» **TASK PROMPT**:
Please write the listing below out again exactly, leaving every picture behind.

» **INPUT MATERIAL**:

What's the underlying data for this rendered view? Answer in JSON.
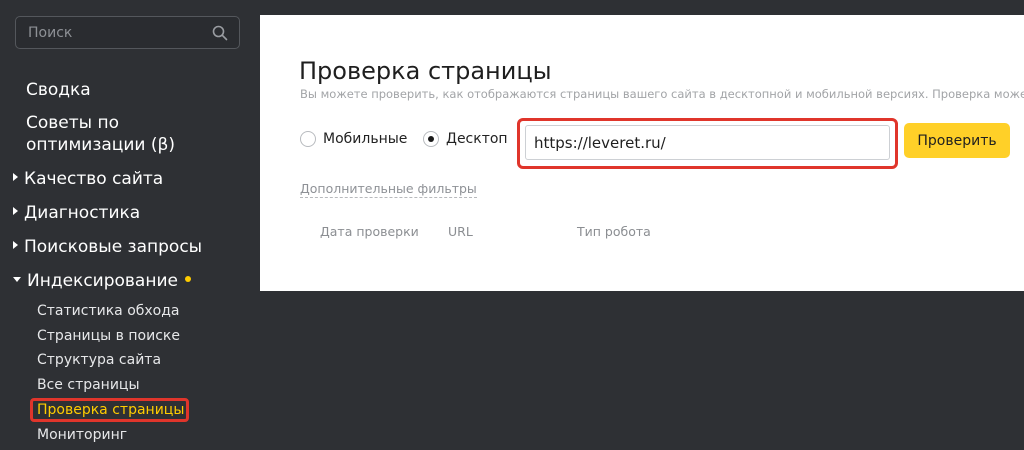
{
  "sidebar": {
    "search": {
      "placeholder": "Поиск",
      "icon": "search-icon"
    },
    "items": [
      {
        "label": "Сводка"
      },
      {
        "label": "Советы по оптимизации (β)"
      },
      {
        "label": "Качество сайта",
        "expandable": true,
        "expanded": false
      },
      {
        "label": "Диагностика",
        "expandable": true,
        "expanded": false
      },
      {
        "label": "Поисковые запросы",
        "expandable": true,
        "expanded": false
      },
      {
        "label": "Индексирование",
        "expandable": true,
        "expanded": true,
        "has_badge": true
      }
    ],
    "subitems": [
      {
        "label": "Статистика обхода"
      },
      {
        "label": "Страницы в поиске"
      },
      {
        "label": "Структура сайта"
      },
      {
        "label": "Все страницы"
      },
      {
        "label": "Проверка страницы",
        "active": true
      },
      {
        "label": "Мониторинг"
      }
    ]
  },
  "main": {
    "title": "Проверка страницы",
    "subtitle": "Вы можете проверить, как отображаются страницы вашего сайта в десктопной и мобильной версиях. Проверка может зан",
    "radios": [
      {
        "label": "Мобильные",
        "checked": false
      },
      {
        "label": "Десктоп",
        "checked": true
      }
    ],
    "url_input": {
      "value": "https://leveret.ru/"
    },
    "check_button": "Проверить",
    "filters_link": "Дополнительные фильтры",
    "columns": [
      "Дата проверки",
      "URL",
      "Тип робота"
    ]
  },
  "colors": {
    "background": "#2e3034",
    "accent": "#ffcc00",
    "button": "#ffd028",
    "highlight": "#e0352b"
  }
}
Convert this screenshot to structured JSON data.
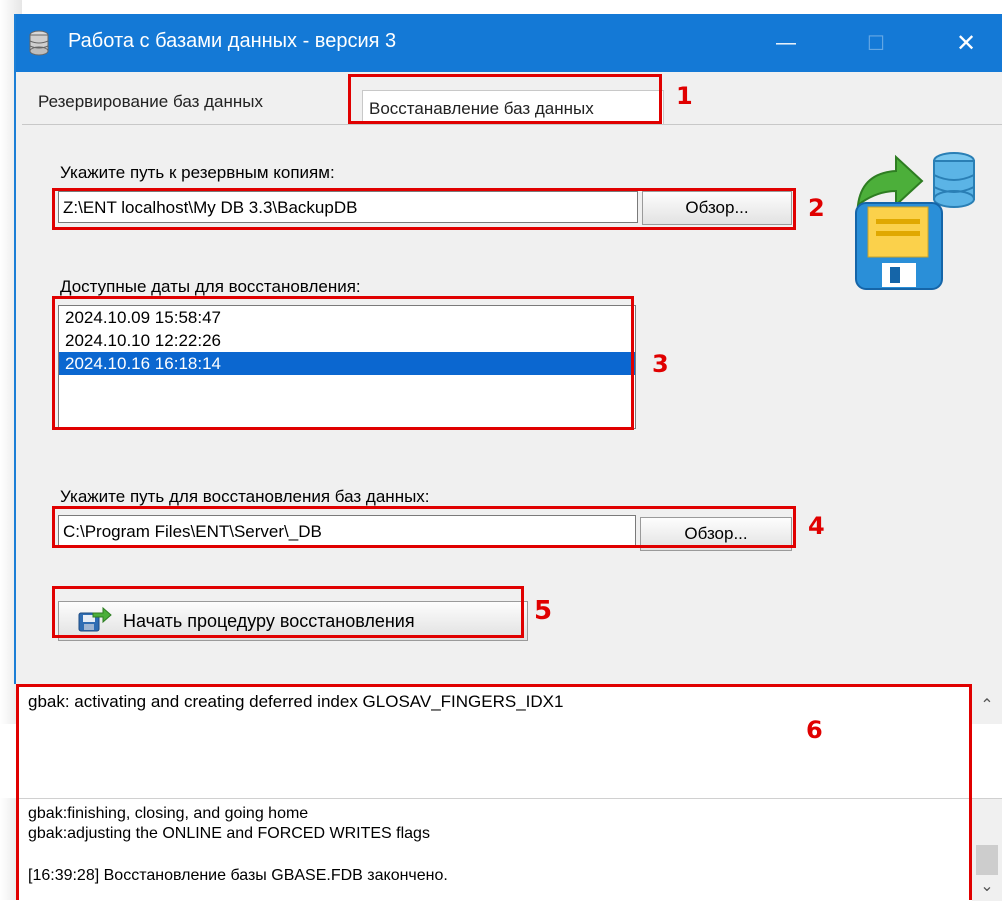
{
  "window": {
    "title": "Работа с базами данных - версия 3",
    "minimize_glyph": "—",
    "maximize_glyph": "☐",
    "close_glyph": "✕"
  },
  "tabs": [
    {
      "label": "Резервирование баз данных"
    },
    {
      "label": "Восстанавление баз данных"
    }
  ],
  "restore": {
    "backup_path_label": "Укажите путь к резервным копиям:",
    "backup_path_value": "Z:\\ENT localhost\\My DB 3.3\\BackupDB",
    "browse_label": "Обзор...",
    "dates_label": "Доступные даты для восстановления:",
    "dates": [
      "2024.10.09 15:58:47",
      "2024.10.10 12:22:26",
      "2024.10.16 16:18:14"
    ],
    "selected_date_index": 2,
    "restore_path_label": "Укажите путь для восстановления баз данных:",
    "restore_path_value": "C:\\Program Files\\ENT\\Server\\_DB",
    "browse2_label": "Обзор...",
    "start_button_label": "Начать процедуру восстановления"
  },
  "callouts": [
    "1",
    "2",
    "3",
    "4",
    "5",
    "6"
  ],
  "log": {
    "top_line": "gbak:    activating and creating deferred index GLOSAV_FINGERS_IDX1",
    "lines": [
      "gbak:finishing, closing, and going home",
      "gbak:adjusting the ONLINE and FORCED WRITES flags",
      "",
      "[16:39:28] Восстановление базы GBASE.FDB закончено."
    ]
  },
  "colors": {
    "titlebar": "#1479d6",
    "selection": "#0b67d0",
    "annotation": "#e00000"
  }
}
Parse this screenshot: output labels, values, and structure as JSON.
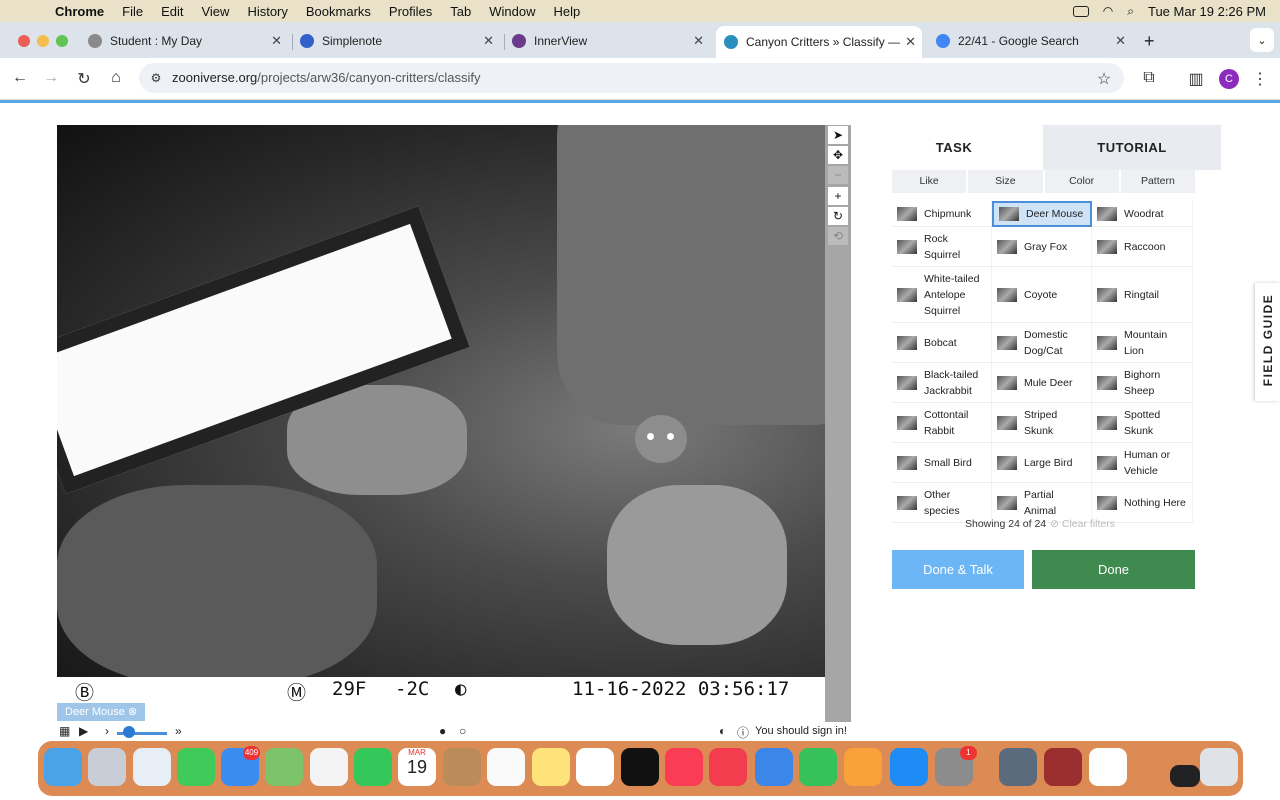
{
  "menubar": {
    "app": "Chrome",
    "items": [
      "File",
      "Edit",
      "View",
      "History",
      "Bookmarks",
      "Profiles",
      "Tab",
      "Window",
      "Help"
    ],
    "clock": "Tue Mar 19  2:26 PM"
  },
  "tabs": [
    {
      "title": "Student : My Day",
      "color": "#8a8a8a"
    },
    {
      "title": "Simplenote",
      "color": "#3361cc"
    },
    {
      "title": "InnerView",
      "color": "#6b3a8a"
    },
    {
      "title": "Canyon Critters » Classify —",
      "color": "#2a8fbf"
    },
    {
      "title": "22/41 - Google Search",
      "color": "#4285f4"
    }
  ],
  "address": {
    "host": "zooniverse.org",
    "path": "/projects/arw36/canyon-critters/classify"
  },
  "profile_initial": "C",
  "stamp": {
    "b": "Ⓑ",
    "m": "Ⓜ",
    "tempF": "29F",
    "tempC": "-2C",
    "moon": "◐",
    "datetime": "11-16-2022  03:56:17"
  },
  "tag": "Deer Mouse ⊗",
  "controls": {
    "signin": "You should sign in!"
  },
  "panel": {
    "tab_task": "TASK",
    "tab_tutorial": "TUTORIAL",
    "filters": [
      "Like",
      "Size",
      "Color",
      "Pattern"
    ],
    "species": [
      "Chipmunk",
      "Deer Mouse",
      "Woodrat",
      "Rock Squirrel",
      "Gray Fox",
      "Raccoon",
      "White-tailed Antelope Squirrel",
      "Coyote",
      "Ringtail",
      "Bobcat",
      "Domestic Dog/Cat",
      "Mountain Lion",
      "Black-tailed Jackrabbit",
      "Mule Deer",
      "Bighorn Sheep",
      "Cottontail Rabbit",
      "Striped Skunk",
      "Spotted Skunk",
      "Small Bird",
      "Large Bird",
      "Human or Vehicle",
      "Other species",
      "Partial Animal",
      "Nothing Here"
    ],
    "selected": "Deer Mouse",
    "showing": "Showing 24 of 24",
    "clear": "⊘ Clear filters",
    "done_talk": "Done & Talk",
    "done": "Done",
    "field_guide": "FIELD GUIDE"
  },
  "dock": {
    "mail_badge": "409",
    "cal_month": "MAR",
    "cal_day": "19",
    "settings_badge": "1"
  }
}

» **THE REPLY**:
What's the underlying data for this rendered view? Answer in JSON.
{
  "sidebar": {
    "search": {
      "placeholder": "Поиск",
      "icon": "search-icon"
    },
    "items": [
      {
        "label": "Сводка"
      },
      {
        "label": "Советы по оптимизации (β)"
      },
      {
        "label": "Качество сайта",
        "expandable": true,
        "expanded": false
      },
      {
        "label": "Диагностика",
        "expandable": true,
        "expanded": false
      },
      {
        "label": "Поисковые запросы",
        "expandable": true,
        "expanded": false
      },
      {
        "label": "Индексирование",
        "expandable": true,
        "expanded": true,
        "has_badge": true
      }
    ],
    "subitems": [
      {
        "label": "Статистика обхода"
      },
      {
        "label": "Страницы в поиске"
      },
      {
        "label": "Структура сайта"
      },
      {
        "label": "Все страницы"
      },
      {
        "label": "Проверка страницы",
        "active": true
      },
      {
        "label": "Мониторинг"
      }
    ]
  },
  "main": {
    "title": "Проверка страницы",
    "subtitle": "Вы можете проверить, как отображаются страницы вашего сайта в десктопной и мобильной версиях. Проверка может зан",
    "radios": [
      {
        "label": "Мобильные",
        "checked": false
      },
      {
        "label": "Десктоп",
        "checked": true
      }
    ],
    "url_input": {
      "value": "https://leveret.ru/"
    },
    "check_button": "Проверить",
    "filters_link": "Дополнительные фильтры",
    "columns": [
      "Дата проверки",
      "URL",
      "Тип робота"
    ]
  },
  "colors": {
    "background": "#2e3034",
    "accent": "#ffcc00",
    "button": "#ffd028",
    "highlight": "#e0352b"
  }
}
Convert this screenshot to structured JSON data.
{
  "window": {
    "title": "Работа с базами данных - версия 3",
    "minimize_glyph": "—",
    "maximize_glyph": "☐",
    "close_glyph": "✕"
  },
  "tabs": [
    {
      "label": "Резервирование баз данных"
    },
    {
      "label": "Восстанавление баз данных"
    }
  ],
  "restore": {
    "backup_path_label": "Укажите путь к резервным копиям:",
    "backup_path_value": "Z:\\ENT localhost\\My DB 3.3\\BackupDB",
    "browse_label": "Обзор...",
    "dates_label": "Доступные даты для восстановления:",
    "dates": [
      "2024.10.09 15:58:47",
      "2024.10.10 12:22:26",
      "2024.10.16 16:18:14"
    ],
    "selected_date_index": 2,
    "restore_path_label": "Укажите путь для восстановления баз данных:",
    "restore_path_value": "C:\\Program Files\\ENT\\Server\\_DB",
    "browse2_label": "Обзор...",
    "start_button_label": "Начать процедуру восстановления"
  },
  "callouts": [
    "1",
    "2",
    "3",
    "4",
    "5",
    "6"
  ],
  "log": {
    "top_line": "gbak:    activating and creating deferred index GLOSAV_FINGERS_IDX1",
    "lines": [
      "gbak:finishing, closing, and going home",
      "gbak:adjusting the ONLINE and FORCED WRITES flags",
      "",
      "[16:39:28] Восстановление базы GBASE.FDB закончено."
    ]
  },
  "colors": {
    "titlebar": "#1479d6",
    "selection": "#0b67d0",
    "annotation": "#e00000"
  }
}
Parse this screenshot: output labels, values, and structure as JSON.
{
  "menubar": {
    "app": "Chrome",
    "items": [
      "File",
      "Edit",
      "View",
      "History",
      "Bookmarks",
      "Profiles",
      "Tab",
      "Window",
      "Help"
    ],
    "clock": "Tue Mar 19  2:26 PM"
  },
  "tabs": [
    {
      "title": "Student : My Day",
      "color": "#8a8a8a"
    },
    {
      "title": "Simplenote",
      "color": "#3361cc"
    },
    {
      "title": "InnerView",
      "color": "#6b3a8a"
    },
    {
      "title": "Canyon Critters » Classify —",
      "color": "#2a8fbf"
    },
    {
      "title": "22/41 - Google Search",
      "color": "#4285f4"
    }
  ],
  "address": {
    "host": "zooniverse.org",
    "path": "/projects/arw36/canyon-critters/classify"
  },
  "profile_initial": "C",
  "stamp": {
    "b": "Ⓑ",
    "m": "Ⓜ",
    "tempF": "29F",
    "tempC": "-2C",
    "moon": "◐",
    "datetime": "11-16-2022  03:56:17"
  },
  "tag": "Deer Mouse ⊗",
  "controls": {
    "signin": "You should sign in!"
  },
  "panel": {
    "tab_task": "TASK",
    "tab_tutorial": "TUTORIAL",
    "filters": [
      "Like",
      "Size",
      "Color",
      "Pattern"
    ],
    "species": [
      "Chipmunk",
      "Deer Mouse",
      "Woodrat",
      "Rock Squirrel",
      "Gray Fox",
      "Raccoon",
      "White-tailed Antelope Squirrel",
      "Coyote",
      "Ringtail",
      "Bobcat",
      "Domestic Dog/Cat",
      "Mountain Lion",
      "Black-tailed Jackrabbit",
      "Mule Deer",
      "Bighorn Sheep",
      "Cottontail Rabbit",
      "Striped Skunk",
      "Spotted Skunk",
      "Small Bird",
      "Large Bird",
      "Human or Vehicle",
      "Other species",
      "Partial Animal",
      "Nothing Here"
    ],
    "selected": "Deer Mouse",
    "showing": "Showing 24 of 24",
    "clear": "⊘ Clear filters",
    "done_talk": "Done & Talk",
    "done": "Done",
    "field_guide": "FIELD GUIDE"
  },
  "dock": {
    "mail_badge": "409",
    "cal_month": "MAR",
    "cal_day": "19",
    "settings_badge": "1"
  }
}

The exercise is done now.